Task instructions:
Give the number of lines containing the word "this", and nothing else.

++++ Input records

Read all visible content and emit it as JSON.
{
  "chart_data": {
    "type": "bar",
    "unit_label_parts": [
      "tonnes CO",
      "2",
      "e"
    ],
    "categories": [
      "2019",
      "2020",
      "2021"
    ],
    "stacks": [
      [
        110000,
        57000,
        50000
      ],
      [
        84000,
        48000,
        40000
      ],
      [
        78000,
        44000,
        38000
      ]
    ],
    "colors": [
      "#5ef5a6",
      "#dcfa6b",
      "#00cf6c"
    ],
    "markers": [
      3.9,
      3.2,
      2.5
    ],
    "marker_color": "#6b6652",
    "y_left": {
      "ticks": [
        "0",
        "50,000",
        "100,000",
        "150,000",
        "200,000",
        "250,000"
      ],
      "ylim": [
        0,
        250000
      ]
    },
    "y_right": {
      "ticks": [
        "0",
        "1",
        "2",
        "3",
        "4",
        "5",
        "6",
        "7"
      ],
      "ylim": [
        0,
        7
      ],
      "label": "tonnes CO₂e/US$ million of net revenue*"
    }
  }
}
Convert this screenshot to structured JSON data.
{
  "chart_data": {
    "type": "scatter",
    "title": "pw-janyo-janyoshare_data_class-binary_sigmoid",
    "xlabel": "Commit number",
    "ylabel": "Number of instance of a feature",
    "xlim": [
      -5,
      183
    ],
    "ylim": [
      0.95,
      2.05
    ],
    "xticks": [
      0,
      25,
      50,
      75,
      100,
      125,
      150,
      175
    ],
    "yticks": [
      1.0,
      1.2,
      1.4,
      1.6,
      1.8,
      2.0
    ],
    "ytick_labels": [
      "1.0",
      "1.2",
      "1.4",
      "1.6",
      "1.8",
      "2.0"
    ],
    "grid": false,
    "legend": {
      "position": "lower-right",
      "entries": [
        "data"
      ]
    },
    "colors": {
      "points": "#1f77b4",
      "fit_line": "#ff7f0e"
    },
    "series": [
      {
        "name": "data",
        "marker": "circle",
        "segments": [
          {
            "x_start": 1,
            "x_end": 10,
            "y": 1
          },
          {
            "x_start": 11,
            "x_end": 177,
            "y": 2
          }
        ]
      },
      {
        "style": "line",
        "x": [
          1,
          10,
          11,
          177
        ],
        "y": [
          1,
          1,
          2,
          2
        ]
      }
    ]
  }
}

++++++++
++++ Input records

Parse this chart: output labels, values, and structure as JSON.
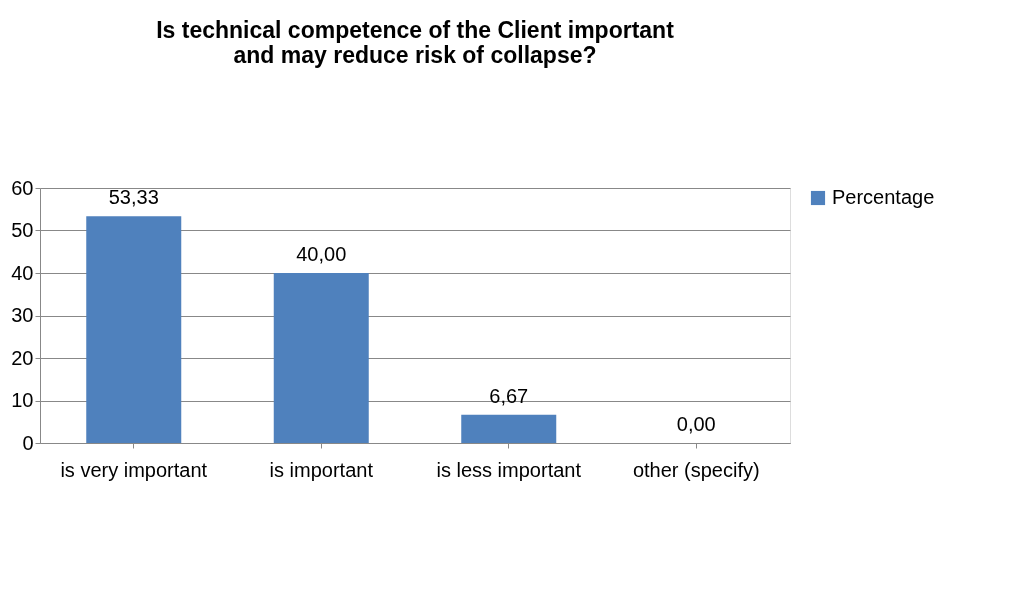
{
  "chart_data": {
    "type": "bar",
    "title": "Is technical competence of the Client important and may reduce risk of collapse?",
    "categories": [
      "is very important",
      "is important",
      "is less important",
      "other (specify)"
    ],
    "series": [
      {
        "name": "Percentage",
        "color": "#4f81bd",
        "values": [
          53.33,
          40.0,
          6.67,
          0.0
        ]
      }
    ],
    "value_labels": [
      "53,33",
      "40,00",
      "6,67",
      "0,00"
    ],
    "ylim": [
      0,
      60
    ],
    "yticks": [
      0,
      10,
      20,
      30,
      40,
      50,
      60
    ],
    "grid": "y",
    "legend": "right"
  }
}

++++++++

Completed task:
2